(Dataset items)
----------------------------------------
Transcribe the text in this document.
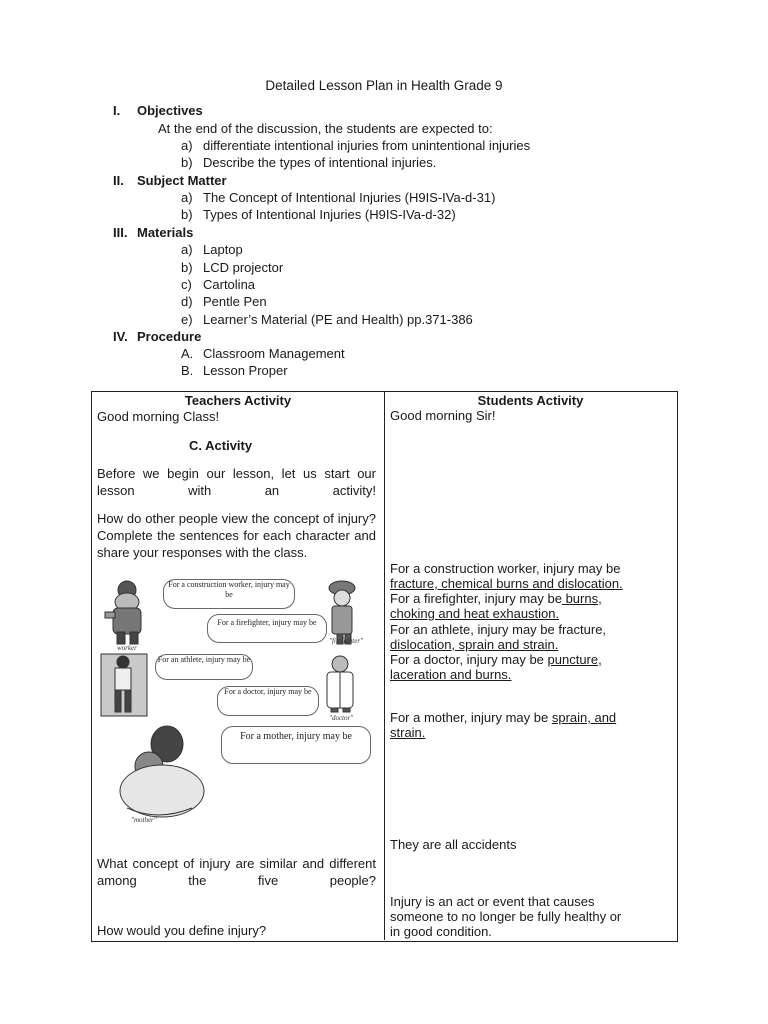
Detailed Lesson Plan in Health Grade 9
I. Objectives
At the end of the discussion, the students are expected to:
a) differentiate intentional injuries from unintentional injuries
b) Describe the types of intentional injuries.
II. Subject Matter
a) The Concept of Intentional Injuries (H9IS-IVa-d-31)
b) Types of Intentional Injuries (H9IS-IVa-d-32)
III. Materials
a) Laptop
b) LCD projector
c) Cartolina
d) Pentle Pen
e) Learner’s Material (PE and Health) pp.371-386
IV. Procedure
A. Classroom Management
B. Lesson Proper
Teachers Activity	Students Activity
Good morning Class!
C. Activity
Before we begin our lesson, let us start our lesson with an activity!
How do other people view the concept of injury? Complete the sentences for each character and share your responses with the class.
What concept of injury are similar and different among the five people?
How would you define injury?
For a construction worker, injury may be
For a firefighter, injury may be
For an athlete, injury may be
For a doctor, injury may be
For a mother, injury may be
worker
"firefighter"
"doctor"
"mother"
Good morning Sir!
For a construction worker, injury may be
fracture, chemical burns and dislocation.
For a firefighter, injury may be burns,
choking and heat exhaustion.
For an athlete, injury may be fracture,
dislocation, sprain and strain.
For a doctor, injury may be puncture,
laceration and burns.
For a mother, injury may be sprain, and
strain.
They are all accidents
Injury is an act or event that causes
someone to no longer be fully healthy or
in good condition.
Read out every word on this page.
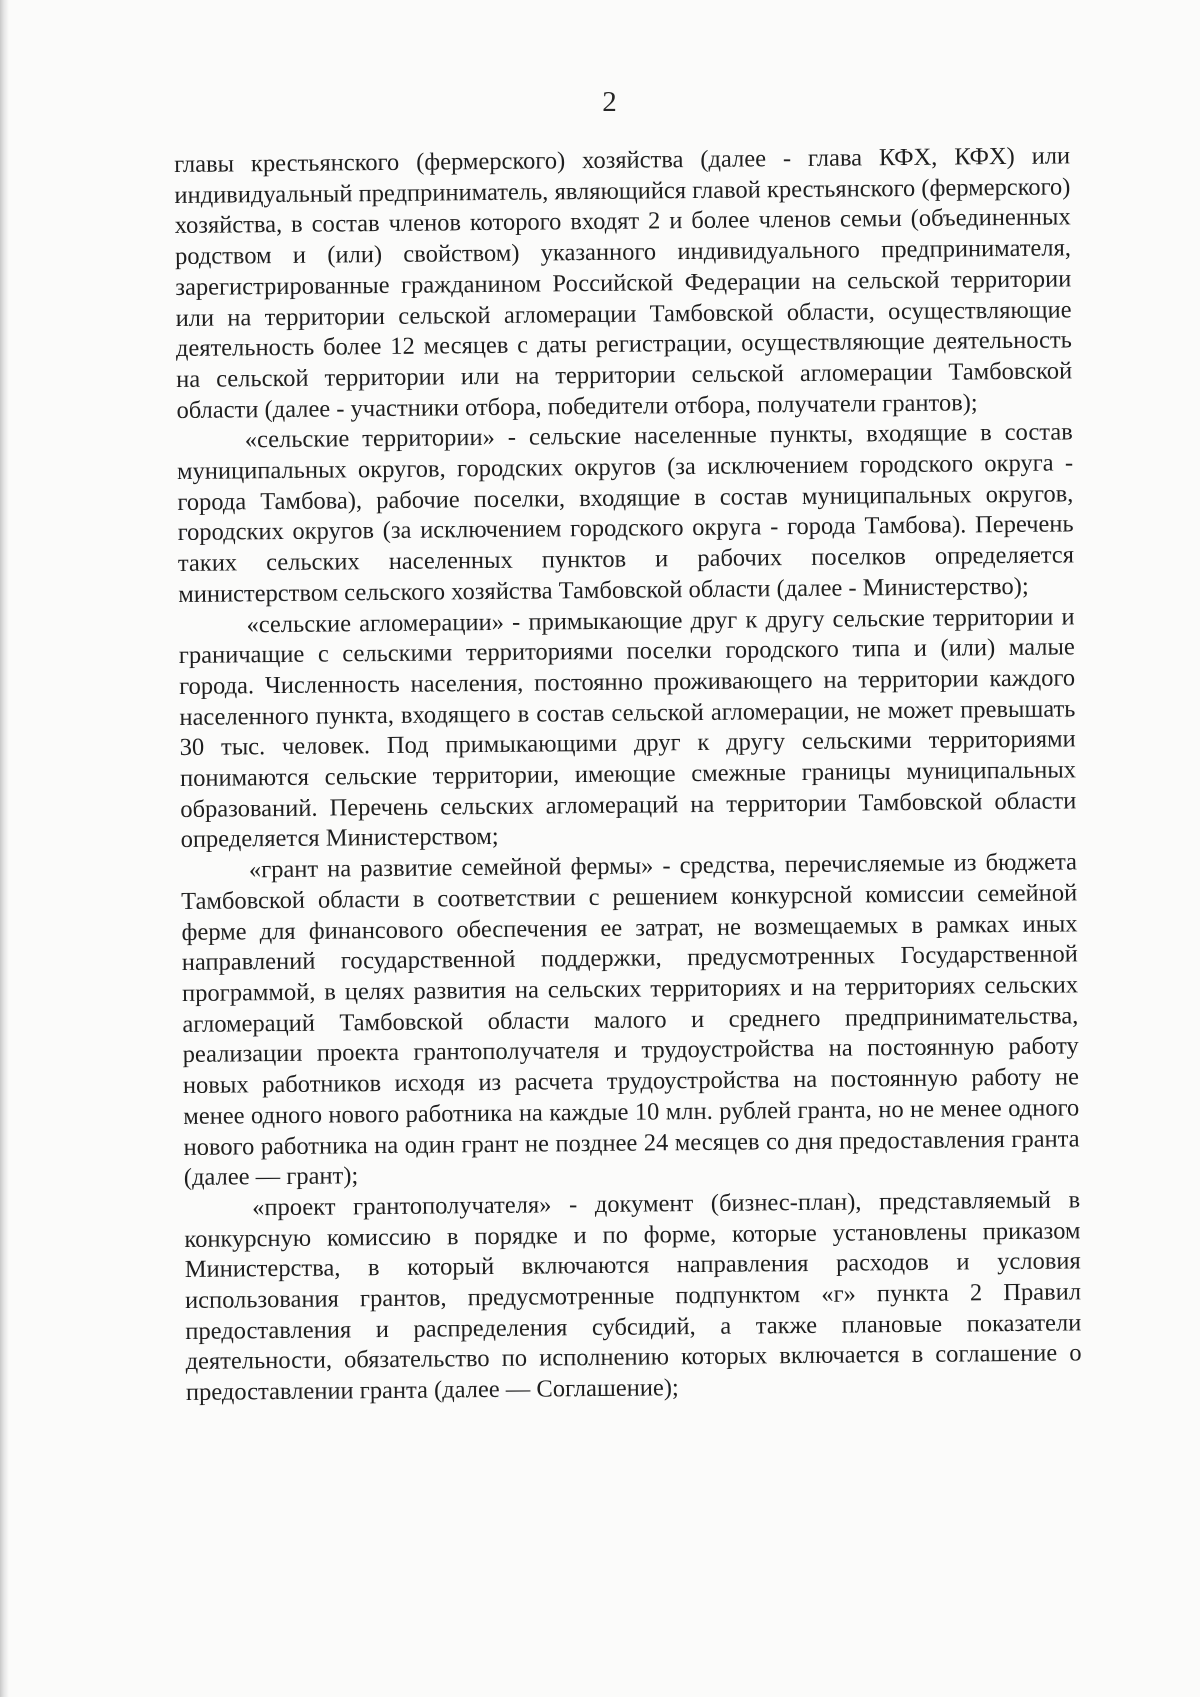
2

главы крестьянского (фермерского) хозяйства (далее - глава КФХ, КФХ) или индивидуальный предприниматель, являющийся главой крестьянского (фермерского) хозяйства, в состав членов которого входят 2 и более членов семьи (объединенных родством и (или) свойством) указанного индивидуального предпринимателя, зарегистрированные гражданином Российской Федерации на сельской территории или на территории сельской агломерации Тамбовской области, осуществляющие деятельность более 12 месяцев с даты регистрации, осуществляющие деятельность на сельской территории или на территории сельской агломерации Тамбовской области (далее - участники отбора, победители отбора, получатели грантов);

«сельские территории» - сельские населенные пункты, входящие в состав муниципальных округов, городских округов (за исключением городского округа - города Тамбова), рабочие поселки, входящие в состав муниципальных округов, городских округов (за исключением городского округа - города Тамбова). Перечень таких сельских населенных пунктов и рабочих поселков определяется министерством сельского хозяйства Тамбовской области (далее - Министерство);

«сельские агломерации» - примыкающие друг к другу сельские территории и граничащие с сельскими территориями поселки городского типа и (или) малые города. Численность населения, постоянно проживающего на территории каждого населенного пункта, входящего в состав сельской агломерации, не может превышать 30 тыс. человек. Под примыкающими друг к другу сельскими территориями понимаются сельские территории, имеющие смежные границы муниципальных образований. Перечень сельских агломераций на территории Тамбовской области определяется Министерством;

«грант на развитие семейной фермы» - средства, перечисляемые из бюджета Тамбовской области в соответствии с решением конкурсной комиссии семейной ферме для финансового обеспечения ее затрат, не возмещаемых в рамках иных направлений государственной поддержки, предусмотренных Государственной программой, в целях развития на сельских территориях и на территориях сельских агломераций Тамбовской области малого и среднего предпринимательства, реализации проекта грантополучателя и трудоустройства на постоянную работу новых работников исходя из расчета трудоустройства на постоянную работу не менее одного нового работника на каждые 10 млн. рублей гранта, но не менее одного нового работника на один грант не позднее 24 месяцев со дня предоставления гранта (далее — грант);

«проект грантополучателя» - документ (бизнес-план), представляемый в конкурсную комиссию в порядке и по форме, которые установлены приказом Министерства, в который включаются направления расходов и условия использования грантов, предусмотренные подпунктом «г» пункта 2 Правил предоставления и распределения субсидий, а также плановые показатели деятельности, обязательство по исполнению которых включается в соглашение о предоставлении гранта (далее — Соглашение);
----------------------------------------
### INSTRUCTIONS TO FOLLOW
From the records above, pick out and copy each line holding the word "fracture".

### WRITTEN SOLUTION
fracture, chemical burns and dislocation.
For an athlete, injury may be fracture,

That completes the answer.